[Dataset entries on figures]

--- BEGIN ---

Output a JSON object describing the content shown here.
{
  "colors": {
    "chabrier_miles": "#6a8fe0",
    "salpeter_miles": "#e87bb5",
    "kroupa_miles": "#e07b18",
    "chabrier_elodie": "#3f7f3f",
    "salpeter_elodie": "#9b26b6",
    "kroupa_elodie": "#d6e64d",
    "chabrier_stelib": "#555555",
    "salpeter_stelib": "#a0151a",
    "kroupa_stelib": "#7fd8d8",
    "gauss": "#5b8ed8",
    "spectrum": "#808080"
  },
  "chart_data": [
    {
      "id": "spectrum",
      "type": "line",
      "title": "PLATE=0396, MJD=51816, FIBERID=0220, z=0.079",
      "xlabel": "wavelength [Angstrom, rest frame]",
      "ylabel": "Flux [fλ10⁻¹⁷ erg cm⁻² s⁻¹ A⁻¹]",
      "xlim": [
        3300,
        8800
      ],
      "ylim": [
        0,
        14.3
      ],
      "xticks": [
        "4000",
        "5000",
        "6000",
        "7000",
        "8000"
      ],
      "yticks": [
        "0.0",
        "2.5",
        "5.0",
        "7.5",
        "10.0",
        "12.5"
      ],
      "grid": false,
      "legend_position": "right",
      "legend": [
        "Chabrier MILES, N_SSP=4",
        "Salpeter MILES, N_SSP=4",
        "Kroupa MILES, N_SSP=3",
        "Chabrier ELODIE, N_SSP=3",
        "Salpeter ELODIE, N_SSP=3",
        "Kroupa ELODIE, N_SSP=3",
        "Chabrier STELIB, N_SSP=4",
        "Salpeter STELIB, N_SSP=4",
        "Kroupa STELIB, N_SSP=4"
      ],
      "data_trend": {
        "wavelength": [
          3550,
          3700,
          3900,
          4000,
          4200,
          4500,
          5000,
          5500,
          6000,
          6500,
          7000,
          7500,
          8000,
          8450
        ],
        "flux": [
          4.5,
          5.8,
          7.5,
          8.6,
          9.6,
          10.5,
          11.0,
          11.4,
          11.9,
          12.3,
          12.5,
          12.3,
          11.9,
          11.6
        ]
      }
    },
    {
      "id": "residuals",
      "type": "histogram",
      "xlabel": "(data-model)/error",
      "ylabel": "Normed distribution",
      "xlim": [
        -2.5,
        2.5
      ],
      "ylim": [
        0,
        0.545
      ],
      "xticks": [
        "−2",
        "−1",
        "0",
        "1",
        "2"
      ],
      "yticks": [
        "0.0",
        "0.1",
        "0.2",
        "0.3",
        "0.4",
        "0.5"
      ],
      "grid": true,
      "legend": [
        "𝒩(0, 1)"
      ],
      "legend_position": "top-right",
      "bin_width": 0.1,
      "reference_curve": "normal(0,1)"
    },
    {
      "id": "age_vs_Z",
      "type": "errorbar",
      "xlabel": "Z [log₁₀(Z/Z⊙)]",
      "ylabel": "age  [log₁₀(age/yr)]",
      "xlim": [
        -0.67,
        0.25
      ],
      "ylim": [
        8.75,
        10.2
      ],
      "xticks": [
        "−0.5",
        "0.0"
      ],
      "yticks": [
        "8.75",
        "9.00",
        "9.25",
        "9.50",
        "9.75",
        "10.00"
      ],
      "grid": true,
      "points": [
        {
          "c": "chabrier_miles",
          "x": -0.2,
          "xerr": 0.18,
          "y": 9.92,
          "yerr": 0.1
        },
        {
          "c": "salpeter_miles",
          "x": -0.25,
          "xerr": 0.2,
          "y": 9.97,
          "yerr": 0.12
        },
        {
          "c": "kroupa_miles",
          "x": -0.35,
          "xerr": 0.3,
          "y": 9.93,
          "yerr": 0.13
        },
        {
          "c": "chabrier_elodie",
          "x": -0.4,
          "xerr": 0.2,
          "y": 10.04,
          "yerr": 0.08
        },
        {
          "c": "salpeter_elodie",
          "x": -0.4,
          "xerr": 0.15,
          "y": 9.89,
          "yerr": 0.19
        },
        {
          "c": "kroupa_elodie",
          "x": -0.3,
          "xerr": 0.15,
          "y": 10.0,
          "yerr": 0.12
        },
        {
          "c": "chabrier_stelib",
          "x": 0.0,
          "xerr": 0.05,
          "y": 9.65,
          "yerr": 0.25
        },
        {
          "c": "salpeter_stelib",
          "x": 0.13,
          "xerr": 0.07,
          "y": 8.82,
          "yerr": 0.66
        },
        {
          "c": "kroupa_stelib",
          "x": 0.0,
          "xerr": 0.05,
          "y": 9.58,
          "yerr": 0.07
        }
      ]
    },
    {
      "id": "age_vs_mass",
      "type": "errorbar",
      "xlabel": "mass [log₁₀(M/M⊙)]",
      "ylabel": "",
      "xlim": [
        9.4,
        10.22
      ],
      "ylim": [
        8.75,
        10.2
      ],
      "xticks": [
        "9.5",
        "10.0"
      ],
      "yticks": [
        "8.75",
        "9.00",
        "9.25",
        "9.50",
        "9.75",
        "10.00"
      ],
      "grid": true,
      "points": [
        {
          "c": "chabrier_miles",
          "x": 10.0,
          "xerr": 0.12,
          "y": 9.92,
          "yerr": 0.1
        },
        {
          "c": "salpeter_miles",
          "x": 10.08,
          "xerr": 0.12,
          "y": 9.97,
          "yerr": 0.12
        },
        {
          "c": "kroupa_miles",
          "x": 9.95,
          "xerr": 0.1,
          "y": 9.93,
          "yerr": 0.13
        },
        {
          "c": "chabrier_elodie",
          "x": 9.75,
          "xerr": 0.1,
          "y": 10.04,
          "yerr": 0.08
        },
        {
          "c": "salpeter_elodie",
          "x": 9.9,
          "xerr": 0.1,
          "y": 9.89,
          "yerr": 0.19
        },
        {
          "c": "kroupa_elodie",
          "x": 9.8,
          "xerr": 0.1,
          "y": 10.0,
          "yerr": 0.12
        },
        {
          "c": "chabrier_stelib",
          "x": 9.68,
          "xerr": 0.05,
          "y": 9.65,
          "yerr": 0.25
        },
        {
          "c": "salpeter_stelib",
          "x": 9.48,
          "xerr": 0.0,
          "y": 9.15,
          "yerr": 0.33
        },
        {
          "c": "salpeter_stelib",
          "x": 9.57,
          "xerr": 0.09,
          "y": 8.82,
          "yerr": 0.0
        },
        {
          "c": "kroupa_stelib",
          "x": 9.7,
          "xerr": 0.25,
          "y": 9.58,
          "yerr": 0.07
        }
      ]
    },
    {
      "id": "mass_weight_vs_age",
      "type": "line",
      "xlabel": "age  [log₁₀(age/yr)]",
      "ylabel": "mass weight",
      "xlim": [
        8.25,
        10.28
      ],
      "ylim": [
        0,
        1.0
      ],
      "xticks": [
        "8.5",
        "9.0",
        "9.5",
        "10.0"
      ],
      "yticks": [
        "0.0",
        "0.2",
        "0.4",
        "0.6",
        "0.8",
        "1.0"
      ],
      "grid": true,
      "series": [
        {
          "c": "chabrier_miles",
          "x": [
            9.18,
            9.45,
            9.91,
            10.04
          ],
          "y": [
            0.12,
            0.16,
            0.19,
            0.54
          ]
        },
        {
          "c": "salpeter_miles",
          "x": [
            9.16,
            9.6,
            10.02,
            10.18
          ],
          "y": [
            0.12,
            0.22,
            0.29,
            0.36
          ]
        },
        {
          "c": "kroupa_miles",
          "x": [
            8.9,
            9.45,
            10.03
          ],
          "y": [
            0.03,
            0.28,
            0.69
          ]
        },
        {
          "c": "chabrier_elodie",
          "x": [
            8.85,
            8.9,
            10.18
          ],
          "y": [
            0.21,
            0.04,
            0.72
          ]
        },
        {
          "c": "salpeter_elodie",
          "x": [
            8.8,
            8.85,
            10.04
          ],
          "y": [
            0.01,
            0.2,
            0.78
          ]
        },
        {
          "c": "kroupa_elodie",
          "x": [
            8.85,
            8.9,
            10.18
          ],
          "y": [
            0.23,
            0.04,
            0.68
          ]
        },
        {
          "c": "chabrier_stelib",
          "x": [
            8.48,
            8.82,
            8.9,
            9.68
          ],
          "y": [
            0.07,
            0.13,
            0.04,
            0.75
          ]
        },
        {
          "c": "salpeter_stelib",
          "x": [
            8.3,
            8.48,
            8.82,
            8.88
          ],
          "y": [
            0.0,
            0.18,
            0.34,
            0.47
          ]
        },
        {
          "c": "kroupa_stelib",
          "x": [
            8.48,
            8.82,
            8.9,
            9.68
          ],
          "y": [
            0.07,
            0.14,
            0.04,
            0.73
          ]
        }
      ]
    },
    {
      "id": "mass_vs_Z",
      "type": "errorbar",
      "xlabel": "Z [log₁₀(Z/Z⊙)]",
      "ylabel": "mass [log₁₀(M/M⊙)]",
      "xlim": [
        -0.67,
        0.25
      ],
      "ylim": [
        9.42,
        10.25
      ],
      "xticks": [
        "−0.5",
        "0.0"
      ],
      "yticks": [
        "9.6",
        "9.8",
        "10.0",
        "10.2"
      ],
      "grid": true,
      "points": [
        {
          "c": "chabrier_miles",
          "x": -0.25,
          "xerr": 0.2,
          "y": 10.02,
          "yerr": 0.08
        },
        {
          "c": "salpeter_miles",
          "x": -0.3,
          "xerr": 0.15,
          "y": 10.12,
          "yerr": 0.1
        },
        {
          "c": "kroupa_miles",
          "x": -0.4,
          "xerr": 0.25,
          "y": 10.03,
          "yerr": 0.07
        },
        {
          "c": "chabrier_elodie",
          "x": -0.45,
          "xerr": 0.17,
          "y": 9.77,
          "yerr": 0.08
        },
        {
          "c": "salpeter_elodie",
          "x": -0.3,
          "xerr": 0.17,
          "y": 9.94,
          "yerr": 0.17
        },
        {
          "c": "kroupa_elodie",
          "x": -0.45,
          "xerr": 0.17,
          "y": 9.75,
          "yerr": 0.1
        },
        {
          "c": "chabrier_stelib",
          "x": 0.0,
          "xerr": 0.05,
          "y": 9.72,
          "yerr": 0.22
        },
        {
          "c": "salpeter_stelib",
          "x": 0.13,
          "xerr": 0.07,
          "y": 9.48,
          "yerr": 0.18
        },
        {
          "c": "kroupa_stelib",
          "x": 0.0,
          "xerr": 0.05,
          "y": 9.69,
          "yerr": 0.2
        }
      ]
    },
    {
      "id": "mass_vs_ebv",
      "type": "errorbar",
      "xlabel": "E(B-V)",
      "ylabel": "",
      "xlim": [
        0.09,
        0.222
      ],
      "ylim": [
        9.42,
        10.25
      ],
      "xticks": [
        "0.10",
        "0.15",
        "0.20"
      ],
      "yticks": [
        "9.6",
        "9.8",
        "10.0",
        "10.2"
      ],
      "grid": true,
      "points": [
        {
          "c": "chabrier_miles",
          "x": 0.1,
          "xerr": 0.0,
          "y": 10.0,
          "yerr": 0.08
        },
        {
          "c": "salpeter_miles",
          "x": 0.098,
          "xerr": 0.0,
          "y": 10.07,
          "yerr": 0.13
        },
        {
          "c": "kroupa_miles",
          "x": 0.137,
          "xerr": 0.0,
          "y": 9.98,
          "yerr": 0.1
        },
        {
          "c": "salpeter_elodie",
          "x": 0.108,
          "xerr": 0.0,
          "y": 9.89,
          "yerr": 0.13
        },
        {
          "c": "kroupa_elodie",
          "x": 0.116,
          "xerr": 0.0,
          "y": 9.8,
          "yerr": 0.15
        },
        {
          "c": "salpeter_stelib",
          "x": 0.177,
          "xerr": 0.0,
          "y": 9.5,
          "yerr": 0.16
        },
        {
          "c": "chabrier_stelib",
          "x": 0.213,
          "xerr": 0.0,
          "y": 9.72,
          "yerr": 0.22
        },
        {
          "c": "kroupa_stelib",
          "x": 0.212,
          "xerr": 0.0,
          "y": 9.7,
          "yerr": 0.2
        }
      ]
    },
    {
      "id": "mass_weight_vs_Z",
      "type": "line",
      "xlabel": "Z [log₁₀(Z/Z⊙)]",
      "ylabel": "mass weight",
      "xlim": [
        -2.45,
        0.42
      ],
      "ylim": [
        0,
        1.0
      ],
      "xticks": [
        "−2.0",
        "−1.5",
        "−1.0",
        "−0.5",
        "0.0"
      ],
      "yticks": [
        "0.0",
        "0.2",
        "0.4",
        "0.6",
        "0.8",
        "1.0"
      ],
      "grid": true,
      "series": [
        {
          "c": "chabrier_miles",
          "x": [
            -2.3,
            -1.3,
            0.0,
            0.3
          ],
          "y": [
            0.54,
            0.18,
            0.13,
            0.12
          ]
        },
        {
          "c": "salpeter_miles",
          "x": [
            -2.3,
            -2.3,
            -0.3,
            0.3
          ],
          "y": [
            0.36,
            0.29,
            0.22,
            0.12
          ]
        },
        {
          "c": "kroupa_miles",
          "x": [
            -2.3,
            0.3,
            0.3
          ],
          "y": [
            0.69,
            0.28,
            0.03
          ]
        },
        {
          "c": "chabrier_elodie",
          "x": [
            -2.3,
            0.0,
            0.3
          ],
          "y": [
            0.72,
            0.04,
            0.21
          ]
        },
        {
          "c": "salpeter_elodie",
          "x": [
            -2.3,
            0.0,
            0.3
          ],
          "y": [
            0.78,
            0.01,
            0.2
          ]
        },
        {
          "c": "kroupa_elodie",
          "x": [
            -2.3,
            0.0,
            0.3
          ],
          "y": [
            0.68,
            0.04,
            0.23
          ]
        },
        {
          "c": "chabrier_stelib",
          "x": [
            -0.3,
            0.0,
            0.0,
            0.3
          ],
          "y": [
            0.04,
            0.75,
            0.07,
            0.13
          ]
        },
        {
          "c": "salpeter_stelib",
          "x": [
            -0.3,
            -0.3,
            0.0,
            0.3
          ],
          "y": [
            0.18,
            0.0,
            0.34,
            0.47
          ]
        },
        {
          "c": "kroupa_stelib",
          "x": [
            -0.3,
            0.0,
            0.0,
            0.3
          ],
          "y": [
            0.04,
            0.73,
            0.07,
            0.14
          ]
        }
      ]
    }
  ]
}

--- END ---

EXERCISE BRIEF
The string "log₁₀" may appear in lines of the listing above; tally those lines and give the number only.

CORRECT RESULT
7